== TASK TO CARRY OUT ==
Reproduce verbatim every line from the one that includes "What does this" to the closing line of the entries; omit everything before it.

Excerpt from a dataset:

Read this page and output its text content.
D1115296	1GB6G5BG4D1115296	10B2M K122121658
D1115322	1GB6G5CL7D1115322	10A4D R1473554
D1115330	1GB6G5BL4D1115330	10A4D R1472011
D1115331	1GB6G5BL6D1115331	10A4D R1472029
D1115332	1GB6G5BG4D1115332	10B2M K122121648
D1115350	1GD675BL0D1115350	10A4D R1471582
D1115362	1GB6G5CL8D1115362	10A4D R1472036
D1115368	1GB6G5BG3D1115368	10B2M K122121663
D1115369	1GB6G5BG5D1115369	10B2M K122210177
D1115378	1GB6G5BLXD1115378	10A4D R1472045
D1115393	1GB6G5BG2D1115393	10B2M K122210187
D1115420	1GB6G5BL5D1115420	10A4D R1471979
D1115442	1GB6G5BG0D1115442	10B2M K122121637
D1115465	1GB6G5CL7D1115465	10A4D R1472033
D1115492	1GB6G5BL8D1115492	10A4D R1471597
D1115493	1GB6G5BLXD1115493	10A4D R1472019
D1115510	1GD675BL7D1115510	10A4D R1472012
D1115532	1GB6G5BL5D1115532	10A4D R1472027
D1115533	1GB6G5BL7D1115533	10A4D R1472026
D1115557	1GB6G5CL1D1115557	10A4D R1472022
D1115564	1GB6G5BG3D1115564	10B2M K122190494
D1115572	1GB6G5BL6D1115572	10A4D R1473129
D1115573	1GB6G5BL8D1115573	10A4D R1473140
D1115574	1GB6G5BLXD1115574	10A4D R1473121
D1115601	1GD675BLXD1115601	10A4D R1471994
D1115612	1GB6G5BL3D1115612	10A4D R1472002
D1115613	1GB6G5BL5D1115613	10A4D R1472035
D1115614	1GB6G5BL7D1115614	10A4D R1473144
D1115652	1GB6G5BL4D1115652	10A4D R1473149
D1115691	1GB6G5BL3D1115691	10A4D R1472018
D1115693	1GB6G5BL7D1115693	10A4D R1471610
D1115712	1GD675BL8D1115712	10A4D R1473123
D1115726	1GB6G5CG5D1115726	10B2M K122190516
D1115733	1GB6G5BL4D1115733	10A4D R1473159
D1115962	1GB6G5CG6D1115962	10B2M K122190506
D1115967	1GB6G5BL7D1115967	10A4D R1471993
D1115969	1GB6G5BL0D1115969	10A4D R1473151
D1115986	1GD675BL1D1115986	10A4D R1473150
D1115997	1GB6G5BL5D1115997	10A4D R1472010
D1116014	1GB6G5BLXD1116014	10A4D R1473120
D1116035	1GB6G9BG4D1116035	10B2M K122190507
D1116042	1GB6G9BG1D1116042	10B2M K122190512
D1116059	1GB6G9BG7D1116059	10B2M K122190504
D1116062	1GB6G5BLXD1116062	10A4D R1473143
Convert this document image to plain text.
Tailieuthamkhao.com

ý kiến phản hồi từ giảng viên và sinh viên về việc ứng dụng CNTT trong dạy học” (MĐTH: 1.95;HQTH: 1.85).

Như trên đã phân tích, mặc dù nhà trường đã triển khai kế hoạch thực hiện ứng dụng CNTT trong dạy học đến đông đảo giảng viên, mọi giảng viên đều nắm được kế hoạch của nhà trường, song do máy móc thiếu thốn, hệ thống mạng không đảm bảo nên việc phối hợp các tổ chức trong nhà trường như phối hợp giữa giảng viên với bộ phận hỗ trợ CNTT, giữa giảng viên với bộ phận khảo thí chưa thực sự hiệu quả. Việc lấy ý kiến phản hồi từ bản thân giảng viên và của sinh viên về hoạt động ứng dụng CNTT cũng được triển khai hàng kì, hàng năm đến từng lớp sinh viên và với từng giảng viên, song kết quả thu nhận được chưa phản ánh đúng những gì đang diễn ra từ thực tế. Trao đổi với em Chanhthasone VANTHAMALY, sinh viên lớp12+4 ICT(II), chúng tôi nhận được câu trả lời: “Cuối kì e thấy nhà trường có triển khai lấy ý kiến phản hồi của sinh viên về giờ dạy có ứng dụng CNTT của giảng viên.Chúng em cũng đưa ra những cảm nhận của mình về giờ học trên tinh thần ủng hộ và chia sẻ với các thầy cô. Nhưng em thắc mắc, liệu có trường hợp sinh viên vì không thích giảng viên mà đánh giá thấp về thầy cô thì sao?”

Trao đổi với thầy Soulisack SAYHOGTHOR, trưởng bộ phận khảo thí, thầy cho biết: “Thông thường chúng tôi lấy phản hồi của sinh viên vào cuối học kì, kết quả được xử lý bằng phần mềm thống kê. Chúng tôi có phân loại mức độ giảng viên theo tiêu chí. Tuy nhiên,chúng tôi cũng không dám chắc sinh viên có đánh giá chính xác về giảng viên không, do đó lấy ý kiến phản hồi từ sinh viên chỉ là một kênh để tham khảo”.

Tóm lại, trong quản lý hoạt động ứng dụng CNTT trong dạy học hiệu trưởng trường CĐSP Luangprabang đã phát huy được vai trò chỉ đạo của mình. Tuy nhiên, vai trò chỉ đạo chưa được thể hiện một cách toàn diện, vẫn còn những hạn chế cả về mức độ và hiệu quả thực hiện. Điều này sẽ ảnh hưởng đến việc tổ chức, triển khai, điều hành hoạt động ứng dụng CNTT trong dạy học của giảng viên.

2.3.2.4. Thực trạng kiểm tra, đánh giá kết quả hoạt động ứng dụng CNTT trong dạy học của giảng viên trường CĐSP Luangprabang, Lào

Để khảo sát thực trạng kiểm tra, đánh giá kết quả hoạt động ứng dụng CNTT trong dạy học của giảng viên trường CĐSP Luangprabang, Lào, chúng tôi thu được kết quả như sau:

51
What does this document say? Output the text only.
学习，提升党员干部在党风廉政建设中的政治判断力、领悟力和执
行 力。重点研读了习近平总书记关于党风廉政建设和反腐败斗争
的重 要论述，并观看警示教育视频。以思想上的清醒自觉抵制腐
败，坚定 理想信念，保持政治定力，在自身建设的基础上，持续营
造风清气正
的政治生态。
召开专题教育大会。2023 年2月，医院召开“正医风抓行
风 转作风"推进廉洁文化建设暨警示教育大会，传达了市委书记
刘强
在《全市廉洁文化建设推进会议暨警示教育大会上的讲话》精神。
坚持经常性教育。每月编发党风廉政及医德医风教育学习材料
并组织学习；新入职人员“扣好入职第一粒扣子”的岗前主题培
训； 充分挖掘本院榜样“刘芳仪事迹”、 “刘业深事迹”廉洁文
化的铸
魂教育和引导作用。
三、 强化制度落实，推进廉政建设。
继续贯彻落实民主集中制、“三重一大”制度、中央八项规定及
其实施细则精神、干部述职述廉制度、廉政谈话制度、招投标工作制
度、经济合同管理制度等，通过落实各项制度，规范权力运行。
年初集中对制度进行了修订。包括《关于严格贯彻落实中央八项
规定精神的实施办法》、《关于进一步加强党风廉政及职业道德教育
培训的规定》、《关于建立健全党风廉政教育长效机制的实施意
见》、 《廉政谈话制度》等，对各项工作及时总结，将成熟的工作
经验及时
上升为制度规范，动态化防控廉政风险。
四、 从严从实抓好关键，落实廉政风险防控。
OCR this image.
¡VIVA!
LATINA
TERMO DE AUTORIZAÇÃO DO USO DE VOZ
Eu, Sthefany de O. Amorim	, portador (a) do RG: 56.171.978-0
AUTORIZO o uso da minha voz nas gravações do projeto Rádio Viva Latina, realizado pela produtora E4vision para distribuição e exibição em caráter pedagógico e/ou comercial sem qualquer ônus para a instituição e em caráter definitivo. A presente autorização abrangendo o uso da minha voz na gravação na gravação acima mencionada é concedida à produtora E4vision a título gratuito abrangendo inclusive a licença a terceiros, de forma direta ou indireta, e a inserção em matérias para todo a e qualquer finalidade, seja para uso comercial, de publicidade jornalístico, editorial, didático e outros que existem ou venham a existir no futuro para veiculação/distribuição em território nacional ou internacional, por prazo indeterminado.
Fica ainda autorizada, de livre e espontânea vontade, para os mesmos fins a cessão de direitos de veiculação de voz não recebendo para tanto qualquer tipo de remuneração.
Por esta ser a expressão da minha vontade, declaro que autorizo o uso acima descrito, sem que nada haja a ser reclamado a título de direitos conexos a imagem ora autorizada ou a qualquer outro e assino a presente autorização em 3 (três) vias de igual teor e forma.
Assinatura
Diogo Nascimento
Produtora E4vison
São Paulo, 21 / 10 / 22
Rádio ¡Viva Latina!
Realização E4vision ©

== WRITTEN ANSWER ==
What does this document say? Output the text only.
学习，提升党员干部在党风廉政建设中的政治判断力、领悟力和执
行 力。重点研读了习近平总书记关于党风廉政建设和反腐败斗争
的重 要论述，并观看警示教育视频。以思想上的清醒自觉抵制腐
败，坚定 理想信念，保持政治定力，在自身建设的基础上，持续营
造风清气正
的政治生态。
召开专题教育大会。2023 年2月，医院召开“正医风抓行
风 转作风"推进廉洁文化建设暨警示教育大会，传达了市委书记
刘强
在《全市廉洁文化建设推进会议暨警示教育大会上的讲话》精神。
坚持经常性教育。每月编发党风廉政及医德医风教育学习材料
并组织学习；新入职人员“扣好入职第一粒扣子”的岗前主题培
训； 充分挖掘本院榜样“刘芳仪事迹”、 “刘业深事迹”廉洁文
化的铸
魂教育和引导作用。
三、 强化制度落实，推进廉政建设。
继续贯彻落实民主集中制、“三重一大”制度、中央八项规定及
其实施细则精神、干部述职述廉制度、廉政谈话制度、招投标工作制
度、经济合同管理制度等，通过落实各项制度，规范权力运行。
年初集中对制度进行了修订。包括《关于严格贯彻落实中央八项
规定精神的实施办法》、《关于进一步加强党风廉政及职业道德教育
培训的规定》、《关于建立健全党风廉政教育长效机制的实施意
见》、 《廉政谈话制度》等，对各项工作及时总结，将成熟的工作
经验及时
上升为制度规范，动态化防控廉政风险。
四、 从严从实抓好关键，落实廉政风险防控。
OCR this image.
¡VIVA!
LATINA
TERMO DE AUTORIZAÇÃO DO USO DE VOZ
Eu, Sthefany de O. Amorim	, portador (a) do RG: 56.171.978-0
AUTORIZO o uso da minha voz nas gravações do projeto Rádio Viva Latina, realizado pela produtora E4vision para distribuição e exibição em caráter pedagógico e/ou comercial sem qualquer ônus para a instituição e em caráter definitivo. A presente autorização abrangendo o uso da minha voz na gravação na gravação acima mencionada é concedida à produtora E4vision a título gratuito abrangendo inclusive a licença a terceiros, de forma direta ou indireta, e a inserção em matérias para todo a e qualquer finalidade, seja para uso comercial, de publicidade jornalístico, editorial, didático e outros que existem ou venham a existir no futuro para veiculação/distribuição em território nacional ou internacional, por prazo indeterminado.
Fica ainda autorizada, de livre e espontânea vontade, para os mesmos fins a cessão de direitos de veiculação de voz não recebendo para tanto qualquer tipo de remuneração.
Por esta ser a expressão da minha vontade, declaro que autorizo o uso acima descrito, sem que nada haja a ser reclamado a título de direitos conexos a imagem ora autorizada ou a qualquer outro e assino a presente autorização em 3 (três) vias de igual teor e forma.
Assinatura
Diogo Nascimento
Produtora E4vison
São Paulo, 21 / 10 / 22
Rádio ¡Viva Latina!
Realização E4vision ©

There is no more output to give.